— start Material provided —
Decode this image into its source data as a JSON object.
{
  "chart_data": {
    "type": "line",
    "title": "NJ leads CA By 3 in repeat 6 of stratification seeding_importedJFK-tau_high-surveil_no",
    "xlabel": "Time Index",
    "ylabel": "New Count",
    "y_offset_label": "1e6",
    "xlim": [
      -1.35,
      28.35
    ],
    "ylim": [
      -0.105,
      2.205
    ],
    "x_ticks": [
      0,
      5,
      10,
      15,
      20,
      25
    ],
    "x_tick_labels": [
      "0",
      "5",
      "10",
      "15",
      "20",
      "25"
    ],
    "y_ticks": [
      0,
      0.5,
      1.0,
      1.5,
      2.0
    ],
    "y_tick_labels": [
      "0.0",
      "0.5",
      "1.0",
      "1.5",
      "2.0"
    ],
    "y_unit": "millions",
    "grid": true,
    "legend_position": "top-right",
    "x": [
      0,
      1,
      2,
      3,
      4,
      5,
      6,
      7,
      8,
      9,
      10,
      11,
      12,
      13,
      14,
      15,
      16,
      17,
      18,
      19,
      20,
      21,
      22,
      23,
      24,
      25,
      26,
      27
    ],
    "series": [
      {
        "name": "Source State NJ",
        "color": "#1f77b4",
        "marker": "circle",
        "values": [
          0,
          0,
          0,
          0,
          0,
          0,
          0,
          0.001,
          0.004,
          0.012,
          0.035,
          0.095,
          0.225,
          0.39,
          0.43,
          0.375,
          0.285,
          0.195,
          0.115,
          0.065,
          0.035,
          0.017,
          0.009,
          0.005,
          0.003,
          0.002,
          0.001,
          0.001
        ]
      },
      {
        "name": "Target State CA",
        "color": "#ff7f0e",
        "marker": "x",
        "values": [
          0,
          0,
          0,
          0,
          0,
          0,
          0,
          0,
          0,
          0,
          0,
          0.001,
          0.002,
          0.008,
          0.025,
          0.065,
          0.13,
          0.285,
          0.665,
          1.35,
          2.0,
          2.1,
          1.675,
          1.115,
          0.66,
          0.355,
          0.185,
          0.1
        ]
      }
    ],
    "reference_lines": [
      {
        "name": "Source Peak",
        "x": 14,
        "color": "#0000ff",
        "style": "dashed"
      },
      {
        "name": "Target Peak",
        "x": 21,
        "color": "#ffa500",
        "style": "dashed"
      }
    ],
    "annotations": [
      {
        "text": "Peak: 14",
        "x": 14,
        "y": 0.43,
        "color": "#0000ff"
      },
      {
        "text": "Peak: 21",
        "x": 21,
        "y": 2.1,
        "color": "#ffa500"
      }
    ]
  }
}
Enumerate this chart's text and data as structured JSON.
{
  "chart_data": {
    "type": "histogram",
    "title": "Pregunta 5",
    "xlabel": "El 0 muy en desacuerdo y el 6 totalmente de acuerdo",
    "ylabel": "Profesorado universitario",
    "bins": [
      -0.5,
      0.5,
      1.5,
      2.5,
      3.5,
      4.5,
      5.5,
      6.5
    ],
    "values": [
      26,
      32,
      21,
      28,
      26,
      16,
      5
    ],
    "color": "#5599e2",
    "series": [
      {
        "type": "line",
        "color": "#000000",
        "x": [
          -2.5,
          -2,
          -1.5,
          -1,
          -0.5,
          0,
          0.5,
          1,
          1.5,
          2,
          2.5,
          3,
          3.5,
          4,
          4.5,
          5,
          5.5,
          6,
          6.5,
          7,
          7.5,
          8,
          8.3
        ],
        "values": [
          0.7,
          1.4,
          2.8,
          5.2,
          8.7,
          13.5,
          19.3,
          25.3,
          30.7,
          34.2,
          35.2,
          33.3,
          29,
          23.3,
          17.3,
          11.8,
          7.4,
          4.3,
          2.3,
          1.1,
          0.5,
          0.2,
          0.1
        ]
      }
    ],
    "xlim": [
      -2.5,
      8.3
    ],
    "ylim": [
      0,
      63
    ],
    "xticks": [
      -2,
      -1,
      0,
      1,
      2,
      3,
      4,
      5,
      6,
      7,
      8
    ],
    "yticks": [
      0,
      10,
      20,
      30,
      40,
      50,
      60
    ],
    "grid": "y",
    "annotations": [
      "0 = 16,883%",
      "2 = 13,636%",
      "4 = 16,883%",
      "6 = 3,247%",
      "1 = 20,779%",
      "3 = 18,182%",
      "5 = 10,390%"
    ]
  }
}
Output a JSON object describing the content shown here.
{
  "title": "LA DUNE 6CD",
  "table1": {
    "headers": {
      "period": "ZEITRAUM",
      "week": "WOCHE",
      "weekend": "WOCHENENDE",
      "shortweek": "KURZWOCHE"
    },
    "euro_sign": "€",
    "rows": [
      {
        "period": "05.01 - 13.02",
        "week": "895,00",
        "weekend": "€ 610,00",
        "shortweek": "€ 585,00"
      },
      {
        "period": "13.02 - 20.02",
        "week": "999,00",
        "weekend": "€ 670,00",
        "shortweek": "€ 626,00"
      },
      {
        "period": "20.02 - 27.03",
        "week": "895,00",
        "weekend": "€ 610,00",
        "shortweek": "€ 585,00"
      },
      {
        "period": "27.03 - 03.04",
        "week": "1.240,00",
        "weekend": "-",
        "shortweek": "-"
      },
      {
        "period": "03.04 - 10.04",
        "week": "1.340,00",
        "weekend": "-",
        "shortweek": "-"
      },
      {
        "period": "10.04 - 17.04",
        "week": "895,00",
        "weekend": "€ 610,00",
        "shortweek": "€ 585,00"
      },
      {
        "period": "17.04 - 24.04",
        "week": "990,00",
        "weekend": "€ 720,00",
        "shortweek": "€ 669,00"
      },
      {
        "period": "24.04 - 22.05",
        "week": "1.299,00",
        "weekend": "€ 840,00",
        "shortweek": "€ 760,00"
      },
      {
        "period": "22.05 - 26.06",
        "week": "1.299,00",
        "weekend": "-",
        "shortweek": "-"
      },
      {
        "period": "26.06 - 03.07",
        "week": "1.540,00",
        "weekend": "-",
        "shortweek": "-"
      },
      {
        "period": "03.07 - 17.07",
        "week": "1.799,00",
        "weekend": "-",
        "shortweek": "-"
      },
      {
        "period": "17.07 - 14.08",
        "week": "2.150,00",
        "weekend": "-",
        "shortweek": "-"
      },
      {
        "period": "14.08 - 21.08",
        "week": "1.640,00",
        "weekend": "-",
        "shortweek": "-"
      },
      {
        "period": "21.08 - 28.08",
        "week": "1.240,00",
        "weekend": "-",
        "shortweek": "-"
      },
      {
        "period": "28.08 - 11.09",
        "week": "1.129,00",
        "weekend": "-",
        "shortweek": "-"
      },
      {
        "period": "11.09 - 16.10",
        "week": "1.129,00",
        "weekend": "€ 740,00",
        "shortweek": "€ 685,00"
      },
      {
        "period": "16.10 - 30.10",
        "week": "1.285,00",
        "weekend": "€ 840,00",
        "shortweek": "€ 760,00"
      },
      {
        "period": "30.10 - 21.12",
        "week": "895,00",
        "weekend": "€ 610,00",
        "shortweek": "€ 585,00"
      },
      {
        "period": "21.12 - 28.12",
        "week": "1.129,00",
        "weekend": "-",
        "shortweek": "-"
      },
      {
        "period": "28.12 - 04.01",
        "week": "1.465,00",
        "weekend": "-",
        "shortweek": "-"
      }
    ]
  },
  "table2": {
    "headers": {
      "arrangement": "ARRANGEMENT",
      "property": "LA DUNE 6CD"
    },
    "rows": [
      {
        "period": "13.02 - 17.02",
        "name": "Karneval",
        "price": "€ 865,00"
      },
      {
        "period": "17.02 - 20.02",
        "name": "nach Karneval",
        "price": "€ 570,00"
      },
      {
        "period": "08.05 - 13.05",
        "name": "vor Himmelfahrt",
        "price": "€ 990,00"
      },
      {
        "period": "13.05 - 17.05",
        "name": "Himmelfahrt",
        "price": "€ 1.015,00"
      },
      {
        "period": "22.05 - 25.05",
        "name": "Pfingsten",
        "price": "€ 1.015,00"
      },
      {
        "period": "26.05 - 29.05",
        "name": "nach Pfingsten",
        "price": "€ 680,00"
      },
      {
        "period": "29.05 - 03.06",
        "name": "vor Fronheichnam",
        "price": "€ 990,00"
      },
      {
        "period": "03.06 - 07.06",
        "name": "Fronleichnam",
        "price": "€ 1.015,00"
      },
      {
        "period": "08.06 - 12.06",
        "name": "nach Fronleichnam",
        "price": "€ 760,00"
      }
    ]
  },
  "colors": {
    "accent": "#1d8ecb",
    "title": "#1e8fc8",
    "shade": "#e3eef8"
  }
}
— end Material provided —
What is the number of lines in the data that hold the string "State"? Answer with the number only.

2